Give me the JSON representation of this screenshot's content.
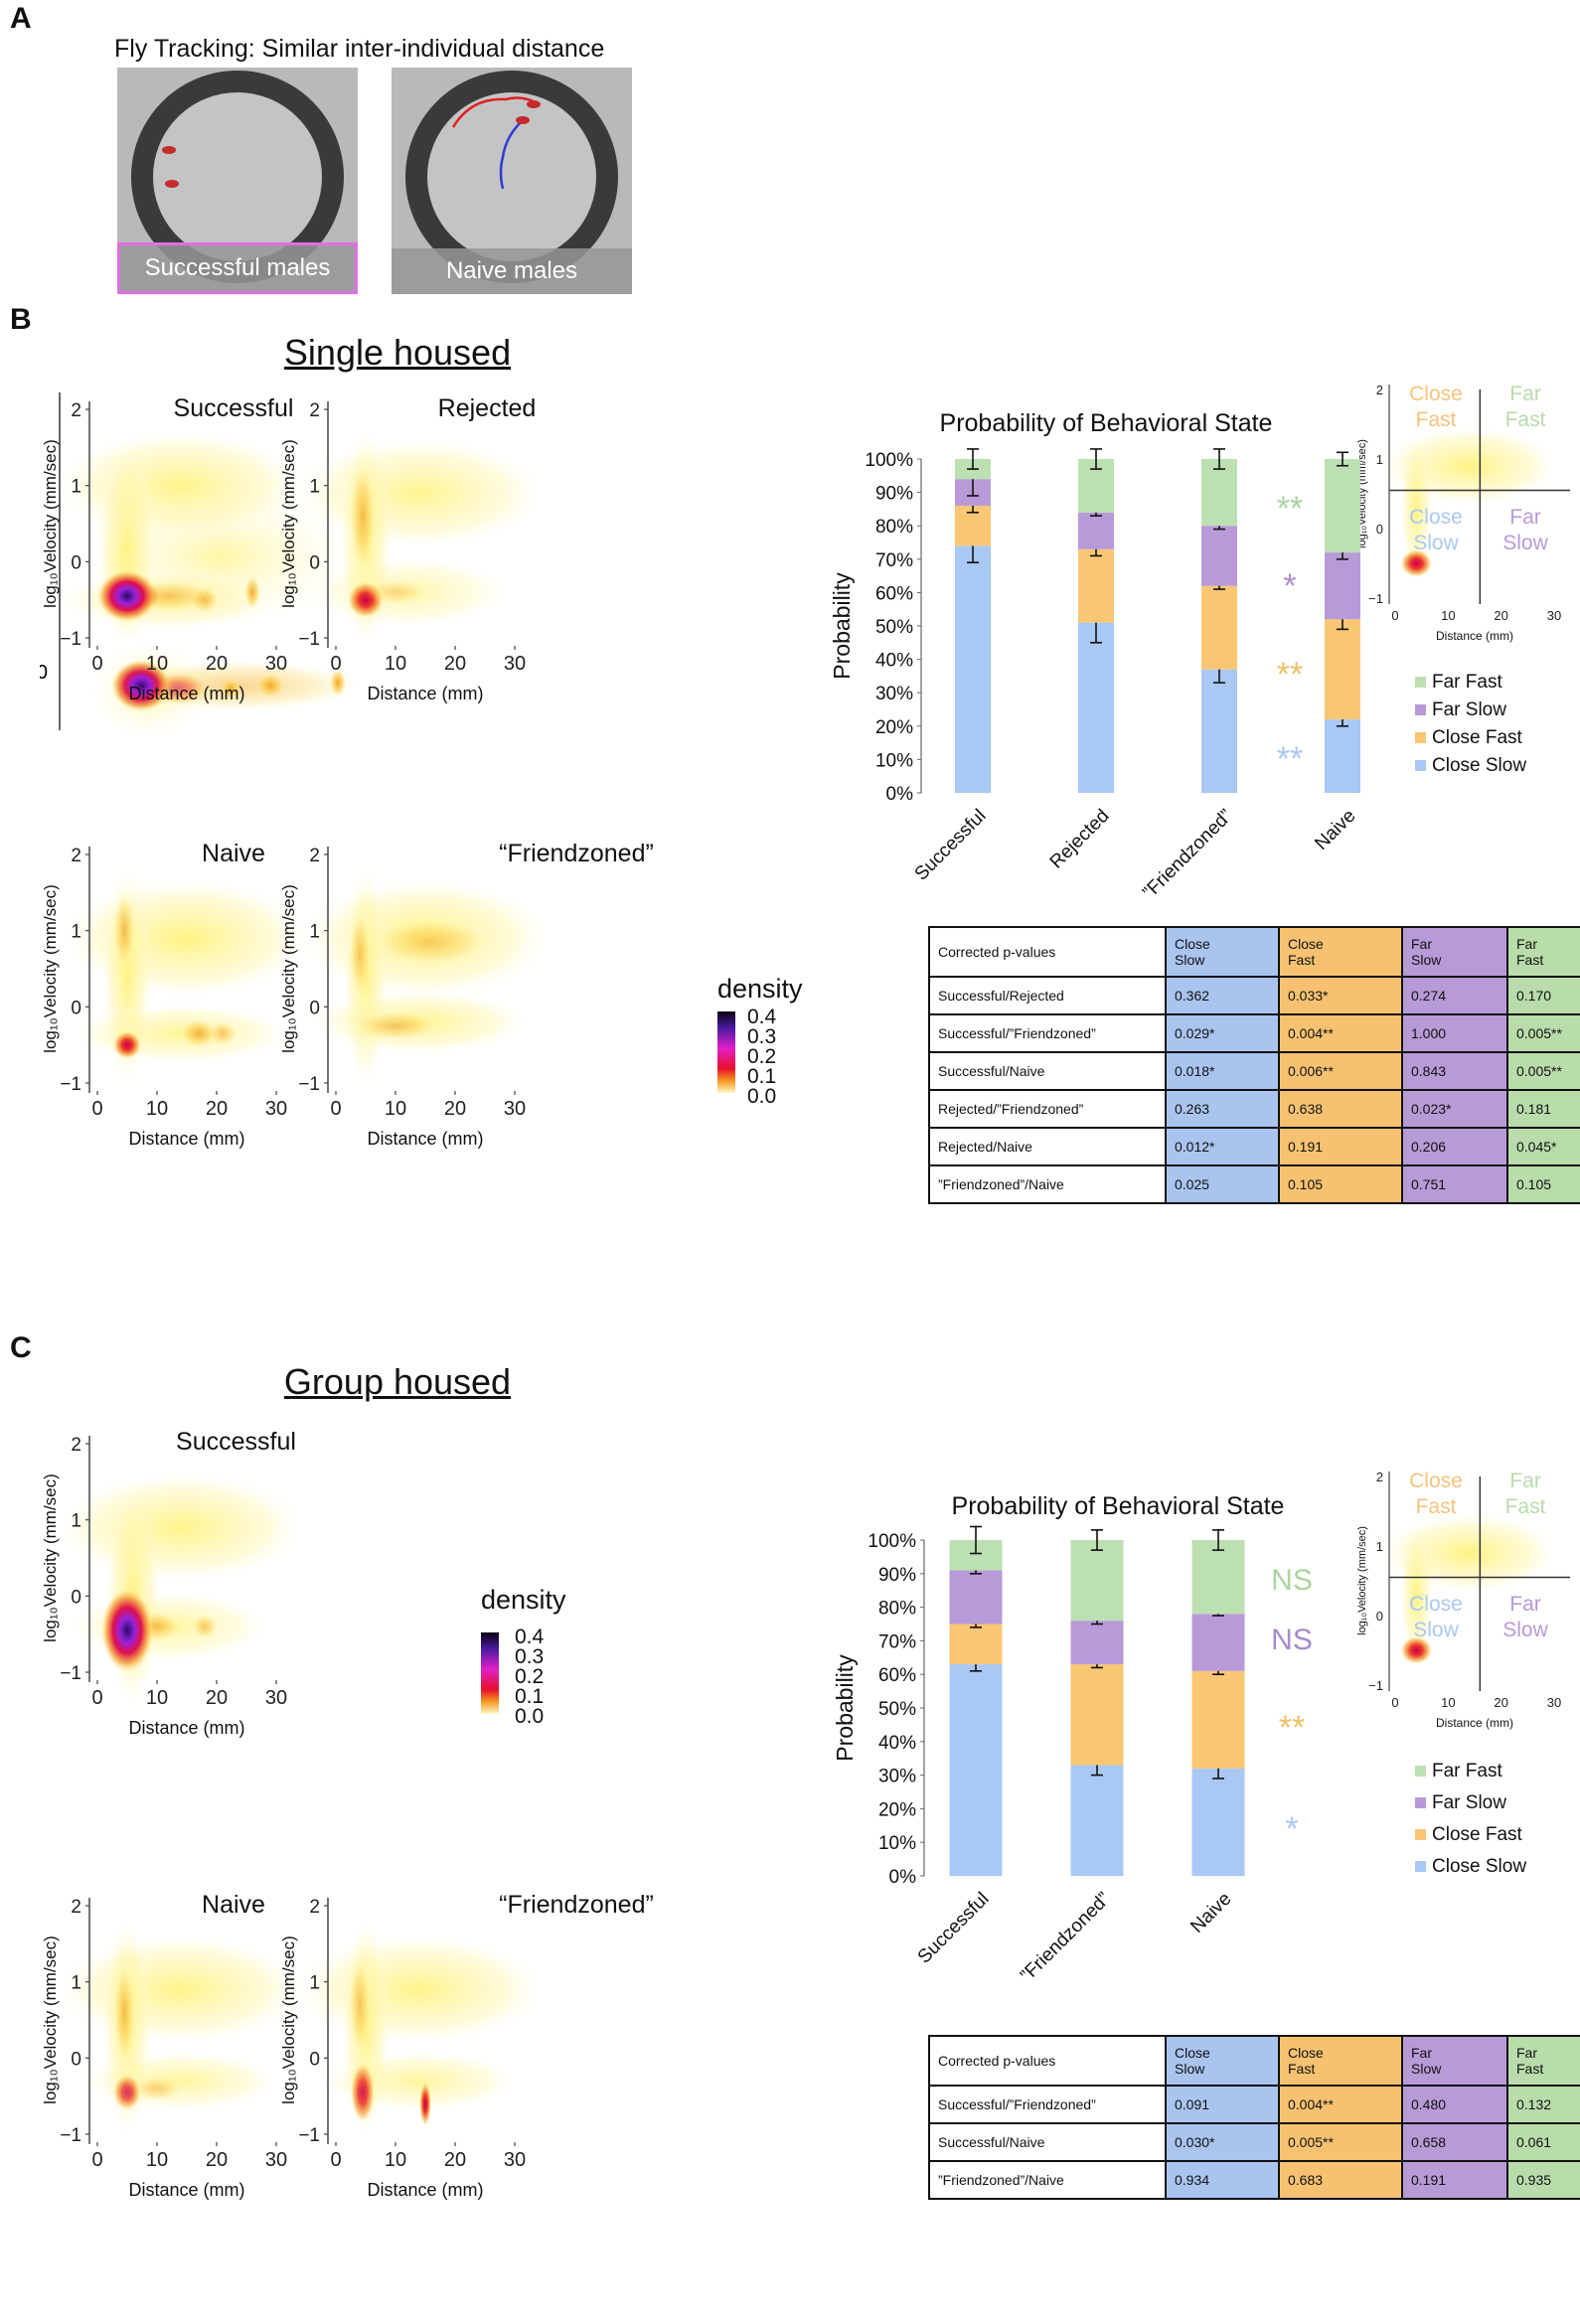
{
  "panel_a": {
    "letter": "A",
    "title": "Fly Tracking: Similar inter-individual distance",
    "videos": [
      {
        "label": "Successful males"
      },
      {
        "label": "Naive males"
      }
    ]
  },
  "panel_b": {
    "letter": "B",
    "heading": "Single housed"
  },
  "panel_c": {
    "letter": "C",
    "heading": "Group housed"
  },
  "density_legend": {
    "title": "density",
    "ticks": [
      "0.4",
      "0.3",
      "0.2",
      "0.1",
      "0.0"
    ]
  },
  "heatmap_axis": {
    "xlabel": "Distance (mm)",
    "ylabel": "log₁₀Velocity (mm/sec)",
    "xticks": [
      "0",
      "10",
      "20",
      "30"
    ],
    "yticks": [
      "2",
      "1",
      "0",
      "−1"
    ]
  },
  "heatmaps": {
    "b1": {
      "title": "Successful"
    },
    "b2": {
      "title": "Rejected"
    },
    "b3": {
      "title": "Naive"
    },
    "b4": {
      "title": "“Friendzoned”"
    },
    "c1": {
      "title": "Successful"
    },
    "c3": {
      "title": "Naive"
    },
    "c4": {
      "title": "“Friendzoned”"
    }
  },
  "quadrant_inset": {
    "labels": {
      "close_fast": "Close Fast",
      "far_fast": "Far Fast",
      "close_slow": "Close Slow",
      "far_slow": "Far Slow"
    },
    "xlabel": "Distance (mm)",
    "ylabel": "log₁₀Velocity (mm/sec)",
    "xticks": [
      "0",
      "10",
      "20",
      "30"
    ],
    "yticks": [
      "2",
      "1",
      "0",
      "−1"
    ]
  },
  "state_legend": [
    "Far Fast",
    "Far Slow",
    "Close Fast",
    "Close Slow"
  ],
  "colors": {
    "close_slow": "#a9c8f3",
    "close_fast": "#f9c774",
    "far_slow": "#b89ad8",
    "far_fast": "#bde0b2",
    "sig_close_slow": "#a9c8f3",
    "sig_close_fast": "#f2c068",
    "sig_far_slow": "#a98bd0",
    "sig_far_fast": "#a9d69c"
  },
  "chart_data": [
    {
      "type": "bar",
      "stacked": true,
      "title": "Probability of Behavioral State",
      "xlabel": "",
      "ylabel": "Probability",
      "ylim": [
        0,
        100
      ],
      "yticks": [
        "0%",
        "10%",
        "20%",
        "30%",
        "40%",
        "50%",
        "60%",
        "70%",
        "80%",
        "90%",
        "100%"
      ],
      "categories": [
        "Successful",
        "Rejected",
        "”Friendzoned”",
        "Naive"
      ],
      "series": [
        {
          "name": "Close Slow",
          "values": [
            74,
            51,
            37,
            22
          ],
          "errors": [
            5,
            6,
            4,
            2
          ]
        },
        {
          "name": "Close Fast",
          "values": [
            12,
            22,
            25,
            30
          ],
          "errors": [
            2,
            2,
            1,
            3
          ]
        },
        {
          "name": "Far Slow",
          "values": [
            8,
            11,
            18,
            20
          ],
          "errors": [
            5,
            1,
            1,
            2
          ]
        },
        {
          "name": "Far Fast",
          "values": [
            6,
            16,
            20,
            28
          ],
          "errors": [
            3,
            3,
            3,
            2
          ]
        }
      ],
      "significance": [
        {
          "series": "Far Fast",
          "label": "**"
        },
        {
          "series": "Far Slow",
          "label": "*"
        },
        {
          "series": "Close Fast",
          "label": "**"
        },
        {
          "series": "Close Slow",
          "label": "**"
        }
      ]
    },
    {
      "type": "bar",
      "stacked": true,
      "title": "Probability of Behavioral State",
      "xlabel": "",
      "ylabel": "Probability",
      "ylim": [
        0,
        100
      ],
      "yticks": [
        "0%",
        "10%",
        "20%",
        "30%",
        "40%",
        "50%",
        "60%",
        "70%",
        "80%",
        "90%",
        "100%"
      ],
      "categories": [
        "Successful",
        "”Friendzoned”",
        "Naive"
      ],
      "series": [
        {
          "name": "Close Slow",
          "values": [
            63,
            33,
            32
          ],
          "errors": [
            2,
            3,
            3
          ]
        },
        {
          "name": "Close Fast",
          "values": [
            12,
            30,
            29
          ],
          "errors": [
            1,
            1,
            1
          ]
        },
        {
          "name": "Far Slow",
          "values": [
            16,
            13,
            17
          ],
          "errors": [
            1,
            1,
            0.5
          ]
        },
        {
          "name": "Far Fast",
          "values": [
            9,
            24,
            22
          ],
          "errors": [
            4,
            3,
            3
          ]
        }
      ],
      "significance": [
        {
          "series": "Far Fast",
          "label": "NS"
        },
        {
          "series": "Far Slow",
          "label": "NS"
        },
        {
          "series": "Close Fast",
          "label": "**"
        },
        {
          "series": "Close Slow",
          "label": "*"
        }
      ]
    }
  ],
  "table_b": {
    "header": [
      "Corrected p-values",
      "Close\nSlow",
      "Close\nFast",
      "Far\nSlow",
      "Far\nFast"
    ],
    "rows": [
      [
        "Successful/Rejected",
        "0.362",
        "0.033*",
        "0.274",
        "0.170"
      ],
      [
        "Successful/”Friendzoned”",
        "0.029*",
        "0.004**",
        "1.000",
        "0.005**"
      ],
      [
        "Successful/Naive",
        "0.018*",
        "0.006**",
        "0.843",
        "0.005**"
      ],
      [
        "Rejected/”Friendzoned”",
        "0.263",
        "0.638",
        "0.023*",
        "0.181"
      ],
      [
        "Rejected/Naive",
        "0.012*",
        "0.191",
        "0.206",
        "0.045*"
      ],
      [
        "”Friendzoned”/Naive",
        "0.025",
        "0.105",
        "0.751",
        "0.105"
      ]
    ]
  },
  "table_c": {
    "header": [
      "Corrected p-values",
      "Close\nSlow",
      "Close\nFast",
      "Far\nSlow",
      "Far\nFast"
    ],
    "rows": [
      [
        "Successful/”Friendzoned”",
        "0.091",
        "0.004**",
        "0.480",
        "0.132"
      ],
      [
        "Successful/Naive",
        "0.030*",
        "0.005**",
        "0.658",
        "0.061"
      ],
      [
        "”Friendzoned”/Naive",
        "0.934",
        "0.683",
        "0.191",
        "0.935"
      ]
    ]
  }
}
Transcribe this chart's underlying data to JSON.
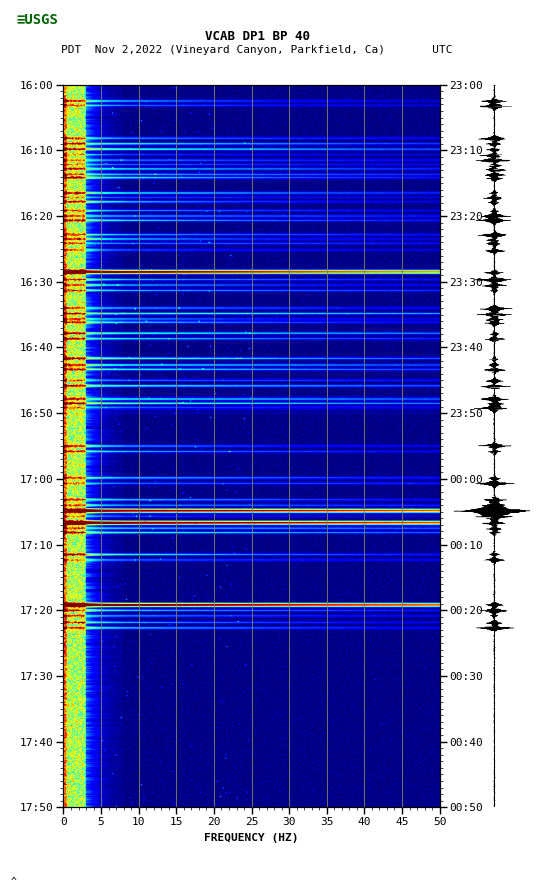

····················

→ Written instruction: Copy every line in the entries above that has the string "heading" in it.

→ Expected answer:
    "heading": "Single housed"
    "heading": "Group housed"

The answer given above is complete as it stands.